Exercise goal — Write out every entry word for word.

Stored records:
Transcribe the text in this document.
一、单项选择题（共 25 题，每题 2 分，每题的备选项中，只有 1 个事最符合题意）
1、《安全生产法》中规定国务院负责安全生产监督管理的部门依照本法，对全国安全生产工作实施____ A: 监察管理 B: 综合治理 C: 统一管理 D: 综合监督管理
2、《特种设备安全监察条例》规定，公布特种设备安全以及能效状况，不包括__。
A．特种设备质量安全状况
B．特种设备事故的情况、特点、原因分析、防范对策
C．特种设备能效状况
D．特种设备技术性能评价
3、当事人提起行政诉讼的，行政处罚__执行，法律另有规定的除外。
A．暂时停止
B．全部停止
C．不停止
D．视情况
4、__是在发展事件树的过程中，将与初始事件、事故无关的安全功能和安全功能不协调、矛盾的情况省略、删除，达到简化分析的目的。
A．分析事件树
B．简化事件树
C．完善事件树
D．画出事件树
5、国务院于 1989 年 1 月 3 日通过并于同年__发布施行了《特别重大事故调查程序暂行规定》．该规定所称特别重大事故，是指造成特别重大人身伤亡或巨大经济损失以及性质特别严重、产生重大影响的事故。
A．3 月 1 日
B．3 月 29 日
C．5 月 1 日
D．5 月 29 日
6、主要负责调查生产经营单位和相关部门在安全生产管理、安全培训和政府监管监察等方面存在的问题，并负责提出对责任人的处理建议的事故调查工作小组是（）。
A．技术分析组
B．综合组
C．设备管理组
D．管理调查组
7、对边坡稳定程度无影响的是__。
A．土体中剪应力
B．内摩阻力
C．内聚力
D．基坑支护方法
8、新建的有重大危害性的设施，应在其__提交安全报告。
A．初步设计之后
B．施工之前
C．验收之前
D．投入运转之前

Correct response —
Transcribe the text in this document.
一、单项选择题（共 25 题，每题 2 分，每题的备选项中，只有 1 个事最符合题意）
1、《安全生产法》中规定国务院负责安全生产监督管理的部门依照本法，对全国安全生产工作实施____ A: 监察管理 B: 综合治理 C: 统一管理 D: 综合监督管理
2、《特种设备安全监察条例》规定，公布特种设备安全以及能效状况，不包括__。
A．特种设备质量安全状况
B．特种设备事故的情况、特点、原因分析、防范对策
C．特种设备能效状况
D．特种设备技术性能评价
3、当事人提起行政诉讼的，行政处罚__执行，法律另有规定的除外。
A．暂时停止
B．全部停止
C．不停止
D．视情况
4、__是在发展事件树的过程中，将与初始事件、事故无关的安全功能和安全功能不协调、矛盾的情况省略、删除，达到简化分析的目的。
A．分析事件树
B．简化事件树
C．完善事件树
D．画出事件树
5、国务院于 1989 年 1 月 3 日通过并于同年__发布施行了《特别重大事故调查程序暂行规定》．该规定所称特别重大事故，是指造成特别重大人身伤亡或巨大经济损失以及性质特别严重、产生重大影响的事故。
A．3 月 1 日
B．3 月 29 日
C．5 月 1 日
D．5 月 29 日
6、主要负责调查生产经营单位和相关部门在安全生产管理、安全培训和政府监管监察等方面存在的问题，并负责提出对责任人的处理建议的事故调查工作小组是（）。
A．技术分析组
B．综合组
C．设备管理组
D．管理调查组
7、对边坡稳定程度无影响的是__。
A．土体中剪应力
B．内摩阻力
C．内聚力
D．基坑支护方法
8、新建的有重大危害性的设施，应在其__提交安全报告。
A．初步设计之后
B．施工之前
C．验收之前
D．投入运转之前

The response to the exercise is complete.